Given records:
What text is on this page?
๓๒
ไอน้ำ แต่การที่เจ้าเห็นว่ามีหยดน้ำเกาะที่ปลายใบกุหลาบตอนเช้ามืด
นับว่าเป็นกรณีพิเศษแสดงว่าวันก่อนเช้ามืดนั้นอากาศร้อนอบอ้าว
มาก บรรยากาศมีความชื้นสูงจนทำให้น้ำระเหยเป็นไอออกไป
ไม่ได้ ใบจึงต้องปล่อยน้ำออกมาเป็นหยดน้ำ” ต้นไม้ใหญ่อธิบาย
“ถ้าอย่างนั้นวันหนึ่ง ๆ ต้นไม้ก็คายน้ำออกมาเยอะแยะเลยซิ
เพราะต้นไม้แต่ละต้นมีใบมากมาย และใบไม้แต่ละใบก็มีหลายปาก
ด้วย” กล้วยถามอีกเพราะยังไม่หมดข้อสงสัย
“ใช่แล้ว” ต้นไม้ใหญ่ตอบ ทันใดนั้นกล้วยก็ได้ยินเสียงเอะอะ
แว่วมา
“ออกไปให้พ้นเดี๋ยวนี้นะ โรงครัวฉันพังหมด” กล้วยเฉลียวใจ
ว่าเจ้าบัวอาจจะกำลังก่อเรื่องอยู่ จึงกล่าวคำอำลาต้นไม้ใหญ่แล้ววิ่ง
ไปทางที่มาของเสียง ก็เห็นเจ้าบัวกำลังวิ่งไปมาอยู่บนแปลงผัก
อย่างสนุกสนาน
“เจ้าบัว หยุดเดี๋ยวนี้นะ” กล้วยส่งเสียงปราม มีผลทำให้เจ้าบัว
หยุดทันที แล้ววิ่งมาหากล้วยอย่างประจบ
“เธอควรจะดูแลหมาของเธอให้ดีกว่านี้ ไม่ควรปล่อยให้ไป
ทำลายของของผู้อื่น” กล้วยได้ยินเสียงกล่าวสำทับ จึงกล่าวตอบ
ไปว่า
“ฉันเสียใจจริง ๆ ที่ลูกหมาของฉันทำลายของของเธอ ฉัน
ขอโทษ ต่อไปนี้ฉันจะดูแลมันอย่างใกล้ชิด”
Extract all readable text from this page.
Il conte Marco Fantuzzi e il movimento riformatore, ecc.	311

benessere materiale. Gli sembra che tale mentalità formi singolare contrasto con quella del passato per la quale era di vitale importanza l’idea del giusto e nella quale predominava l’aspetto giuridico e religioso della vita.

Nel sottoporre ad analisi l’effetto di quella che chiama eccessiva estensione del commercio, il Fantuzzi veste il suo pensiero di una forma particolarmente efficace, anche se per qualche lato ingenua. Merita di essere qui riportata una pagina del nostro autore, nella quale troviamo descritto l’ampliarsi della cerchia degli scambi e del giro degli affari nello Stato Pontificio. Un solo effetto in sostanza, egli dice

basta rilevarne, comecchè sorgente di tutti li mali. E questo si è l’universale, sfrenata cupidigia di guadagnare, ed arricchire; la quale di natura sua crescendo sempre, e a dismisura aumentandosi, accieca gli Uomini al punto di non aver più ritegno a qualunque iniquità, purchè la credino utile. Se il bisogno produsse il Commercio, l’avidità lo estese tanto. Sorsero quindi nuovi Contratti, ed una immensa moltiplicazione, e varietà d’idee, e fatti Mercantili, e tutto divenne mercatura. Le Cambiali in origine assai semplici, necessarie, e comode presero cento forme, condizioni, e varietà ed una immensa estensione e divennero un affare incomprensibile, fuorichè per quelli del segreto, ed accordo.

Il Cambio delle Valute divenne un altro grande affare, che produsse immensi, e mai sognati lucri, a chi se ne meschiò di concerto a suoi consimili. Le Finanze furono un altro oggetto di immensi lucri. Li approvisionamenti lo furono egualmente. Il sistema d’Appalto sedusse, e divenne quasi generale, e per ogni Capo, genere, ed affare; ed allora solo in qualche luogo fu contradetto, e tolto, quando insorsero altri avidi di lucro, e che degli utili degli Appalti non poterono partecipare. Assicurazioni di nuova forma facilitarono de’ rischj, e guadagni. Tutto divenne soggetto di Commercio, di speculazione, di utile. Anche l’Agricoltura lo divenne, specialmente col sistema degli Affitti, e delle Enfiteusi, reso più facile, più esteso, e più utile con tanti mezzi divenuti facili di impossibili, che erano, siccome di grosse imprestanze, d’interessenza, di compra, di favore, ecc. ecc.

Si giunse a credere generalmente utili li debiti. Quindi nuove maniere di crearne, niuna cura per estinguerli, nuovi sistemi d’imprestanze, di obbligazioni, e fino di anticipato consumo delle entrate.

Problem description: Extract the complete data, matching each line exactly.

The result:
What text is on this page?
๓๒
ไอน้ำ แต่การที่เจ้าเห็นว่ามีหยดน้ำเกาะที่ปลายใบกุหลาบตอนเช้ามืด
นับว่าเป็นกรณีพิเศษแสดงว่าวันก่อนเช้ามืดนั้นอากาศร้อนอบอ้าว
มาก บรรยากาศมีความชื้นสูงจนทำให้น้ำระเหยเป็นไอออกไป
ไม่ได้ ใบจึงต้องปล่อยน้ำออกมาเป็นหยดน้ำ” ต้นไม้ใหญ่อธิบาย
“ถ้าอย่างนั้นวันหนึ่ง ๆ ต้นไม้ก็คายน้ำออกมาเยอะแยะเลยซิ
เพราะต้นไม้แต่ละต้นมีใบมากมาย และใบไม้แต่ละใบก็มีหลายปาก
ด้วย” กล้วยถามอีกเพราะยังไม่หมดข้อสงสัย
“ใช่แล้ว” ต้นไม้ใหญ่ตอบ ทันใดนั้นกล้วยก็ได้ยินเสียงเอะอะ
แว่วมา
“ออกไปให้พ้นเดี๋ยวนี้นะ โรงครัวฉันพังหมด” กล้วยเฉลียวใจ
ว่าเจ้าบัวอาจจะกำลังก่อเรื่องอยู่ จึงกล่าวคำอำลาต้นไม้ใหญ่แล้ววิ่ง
ไปทางที่มาของเสียง ก็เห็นเจ้าบัวกำลังวิ่งไปมาอยู่บนแปลงผัก
อย่างสนุกสนาน
“เจ้าบัว หยุดเดี๋ยวนี้นะ” กล้วยส่งเสียงปราม มีผลทำให้เจ้าบัว
หยุดทันที แล้ววิ่งมาหากล้วยอย่างประจบ
“เธอควรจะดูแลหมาของเธอให้ดีกว่านี้ ไม่ควรปล่อยให้ไป
ทำลายของของผู้อื่น” กล้วยได้ยินเสียงกล่าวสำทับ จึงกล่าวตอบ
ไปว่า
“ฉันเสียใจจริง ๆ ที่ลูกหมาของฉันทำลายของของเธอ ฉัน
ขอโทษ ต่อไปนี้ฉันจะดูแลมันอย่างใกล้ชิด”
Extract all readable text from this page.
Il conte Marco Fantuzzi e il movimento riformatore, ecc.	311

benessere materiale. Gli sembra che tale mentalità formi singolare contrasto con quella del passato per la quale era di vitale importanza l’idea del giusto e nella quale predominava l’aspetto giuridico e religioso della vita.

Nel sottoporre ad analisi l’effetto di quella che chiama eccessiva estensione del commercio, il Fantuzzi veste il suo pensiero di una forma particolarmente efficace, anche se per qualche lato ingenua. Merita di essere qui riportata una pagina del nostro autore, nella quale troviamo descritto l’ampliarsi della cerchia degli scambi e del giro degli affari nello Stato Pontificio. Un solo effetto in sostanza, egli dice

basta rilevarne, comecchè sorgente di tutti li mali. E questo si è l’universale, sfrenata cupidigia di guadagnare, ed arricchire; la quale di natura sua crescendo sempre, e a dismisura aumentandosi, accieca gli Uomini al punto di non aver più ritegno a qualunque iniquità, purchè la credino utile. Se il bisogno produsse il Commercio, l’avidità lo estese tanto. Sorsero quindi nuovi Contratti, ed una immensa moltiplicazione, e varietà d’idee, e fatti Mercantili, e tutto divenne mercatura. Le Cambiali in origine assai semplici, necessarie, e comode presero cento forme, condizioni, e varietà ed una immensa estensione e divennero un affare incomprensibile, fuorichè per quelli del segreto, ed accordo.

Il Cambio delle Valute divenne un altro grande affare, che produsse immensi, e mai sognati lucri, a chi se ne meschiò di concerto a suoi consimili. Le Finanze furono un altro oggetto di immensi lucri. Li approvisionamenti lo furono egualmente. Il sistema d’Appalto sedusse, e divenne quasi generale, e per ogni Capo, genere, ed affare; ed allora solo in qualche luogo fu contradetto, e tolto, quando insorsero altri avidi di lucro, e che degli utili degli Appalti non poterono partecipare. Assicurazioni di nuova forma facilitarono de’ rischj, e guadagni. Tutto divenne soggetto di Commercio, di speculazione, di utile. Anche l’Agricoltura lo divenne, specialmente col sistema degli Affitti, e delle Enfiteusi, reso più facile, più esteso, e più utile con tanti mezzi divenuti facili di impossibili, che erano, siccome di grosse imprestanze, d’interessenza, di compra, di favore, ecc. ecc.

Si giunse a credere generalmente utili li debiti. Quindi nuove maniere di crearne, niuna cura per estinguerli, nuovi sistemi d’imprestanze, di obbligazioni, e fino di anticipato consumo delle entrate.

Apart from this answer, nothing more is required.